Records provided:
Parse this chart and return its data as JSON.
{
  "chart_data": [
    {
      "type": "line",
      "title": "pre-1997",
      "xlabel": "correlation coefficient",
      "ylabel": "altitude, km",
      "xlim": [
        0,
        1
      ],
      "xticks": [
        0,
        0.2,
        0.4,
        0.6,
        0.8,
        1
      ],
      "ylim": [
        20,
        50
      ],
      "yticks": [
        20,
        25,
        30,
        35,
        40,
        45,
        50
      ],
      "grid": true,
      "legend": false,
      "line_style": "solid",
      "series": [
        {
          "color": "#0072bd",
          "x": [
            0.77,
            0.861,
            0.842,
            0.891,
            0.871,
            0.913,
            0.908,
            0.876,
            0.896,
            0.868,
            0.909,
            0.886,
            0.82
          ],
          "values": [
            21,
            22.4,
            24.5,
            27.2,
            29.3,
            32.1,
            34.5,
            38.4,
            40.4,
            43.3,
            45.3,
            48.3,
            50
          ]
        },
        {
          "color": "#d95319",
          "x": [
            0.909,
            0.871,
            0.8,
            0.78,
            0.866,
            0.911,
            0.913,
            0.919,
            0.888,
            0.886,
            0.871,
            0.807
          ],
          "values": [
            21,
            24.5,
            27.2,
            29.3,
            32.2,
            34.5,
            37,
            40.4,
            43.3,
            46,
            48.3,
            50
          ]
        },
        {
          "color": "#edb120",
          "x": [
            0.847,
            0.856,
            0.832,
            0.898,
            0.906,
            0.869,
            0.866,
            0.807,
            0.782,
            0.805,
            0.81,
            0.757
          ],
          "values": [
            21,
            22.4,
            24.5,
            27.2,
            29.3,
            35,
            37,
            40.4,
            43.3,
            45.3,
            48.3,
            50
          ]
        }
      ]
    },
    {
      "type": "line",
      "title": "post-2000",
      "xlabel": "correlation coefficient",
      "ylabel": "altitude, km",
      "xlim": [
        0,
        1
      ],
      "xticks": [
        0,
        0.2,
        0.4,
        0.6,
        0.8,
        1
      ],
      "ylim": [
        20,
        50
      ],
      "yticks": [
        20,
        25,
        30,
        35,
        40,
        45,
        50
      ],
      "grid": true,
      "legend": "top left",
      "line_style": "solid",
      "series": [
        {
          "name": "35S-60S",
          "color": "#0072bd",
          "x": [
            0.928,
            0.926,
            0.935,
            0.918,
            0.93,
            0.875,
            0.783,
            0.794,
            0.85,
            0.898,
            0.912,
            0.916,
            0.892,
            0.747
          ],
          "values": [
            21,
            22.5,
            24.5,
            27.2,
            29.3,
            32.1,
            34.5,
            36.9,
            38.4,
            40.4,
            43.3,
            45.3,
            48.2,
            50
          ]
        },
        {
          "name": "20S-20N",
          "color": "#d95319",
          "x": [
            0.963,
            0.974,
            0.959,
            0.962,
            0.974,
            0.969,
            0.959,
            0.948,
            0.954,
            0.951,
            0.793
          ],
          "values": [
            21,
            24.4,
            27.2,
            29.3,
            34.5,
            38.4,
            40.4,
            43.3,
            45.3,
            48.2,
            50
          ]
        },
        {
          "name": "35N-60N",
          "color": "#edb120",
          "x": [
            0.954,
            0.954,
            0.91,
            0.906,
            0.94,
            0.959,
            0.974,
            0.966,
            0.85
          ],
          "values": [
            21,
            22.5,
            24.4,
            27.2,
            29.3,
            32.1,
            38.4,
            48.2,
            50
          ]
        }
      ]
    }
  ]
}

Work required:
Retype the whole listing above exactly.

Result of the task:
Parse this chart and return its data as JSON.
{
  "chart_data": [
    {
      "type": "line",
      "title": "pre-1997",
      "xlabel": "correlation coefficient",
      "ylabel": "altitude, km",
      "xlim": [
        0,
        1
      ],
      "xticks": [
        0,
        0.2,
        0.4,
        0.6,
        0.8,
        1
      ],
      "ylim": [
        20,
        50
      ],
      "yticks": [
        20,
        25,
        30,
        35,
        40,
        45,
        50
      ],
      "grid": true,
      "legend": false,
      "line_style": "solid",
      "series": [
        {
          "color": "#0072bd",
          "x": [
            0.77,
            0.861,
            0.842,
            0.891,
            0.871,
            0.913,
            0.908,
            0.876,
            0.896,
            0.868,
            0.909,
            0.886,
            0.82
          ],
          "values": [
            21,
            22.4,
            24.5,
            27.2,
            29.3,
            32.1,
            34.5,
            38.4,
            40.4,
            43.3,
            45.3,
            48.3,
            50
          ]
        },
        {
          "color": "#d95319",
          "x": [
            0.909,
            0.871,
            0.8,
            0.78,
            0.866,
            0.911,
            0.913,
            0.919,
            0.888,
            0.886,
            0.871,
            0.807
          ],
          "values": [
            21,
            24.5,
            27.2,
            29.3,
            32.2,
            34.5,
            37,
            40.4,
            43.3,
            46,
            48.3,
            50
          ]
        },
        {
          "color": "#edb120",
          "x": [
            0.847,
            0.856,
            0.832,
            0.898,
            0.906,
            0.869,
            0.866,
            0.807,
            0.782,
            0.805,
            0.81,
            0.757
          ],
          "values": [
            21,
            22.4,
            24.5,
            27.2,
            29.3,
            35,
            37,
            40.4,
            43.3,
            45.3,
            48.3,
            50
          ]
        }
      ]
    },
    {
      "type": "line",
      "title": "post-2000",
      "xlabel": "correlation coefficient",
      "ylabel": "altitude, km",
      "xlim": [
        0,
        1
      ],
      "xticks": [
        0,
        0.2,
        0.4,
        0.6,
        0.8,
        1
      ],
      "ylim": [
        20,
        50
      ],
      "yticks": [
        20,
        25,
        30,
        35,
        40,
        45,
        50
      ],
      "grid": true,
      "legend": "top left",
      "line_style": "solid",
      "series": [
        {
          "name": "35S-60S",
          "color": "#0072bd",
          "x": [
            0.928,
            0.926,
            0.935,
            0.918,
            0.93,
            0.875,
            0.783,
            0.794,
            0.85,
            0.898,
            0.912,
            0.916,
            0.892,
            0.747
          ],
          "values": [
            21,
            22.5,
            24.5,
            27.2,
            29.3,
            32.1,
            34.5,
            36.9,
            38.4,
            40.4,
            43.3,
            45.3,
            48.2,
            50
          ]
        },
        {
          "name": "20S-20N",
          "color": "#d95319",
          "x": [
            0.963,
            0.974,
            0.959,
            0.962,
            0.974,
            0.969,
            0.959,
            0.948,
            0.954,
            0.951,
            0.793
          ],
          "values": [
            21,
            24.4,
            27.2,
            29.3,
            34.5,
            38.4,
            40.4,
            43.3,
            45.3,
            48.2,
            50
          ]
        },
        {
          "name": "35N-60N",
          "color": "#edb120",
          "x": [
            0.954,
            0.954,
            0.91,
            0.906,
            0.94,
            0.959,
            0.974,
            0.966,
            0.85
          ],
          "values": [
            21,
            22.5,
            24.4,
            27.2,
            29.3,
            32.1,
            38.4,
            48.2,
            50
          ]
        }
      ]
    }
  ]
}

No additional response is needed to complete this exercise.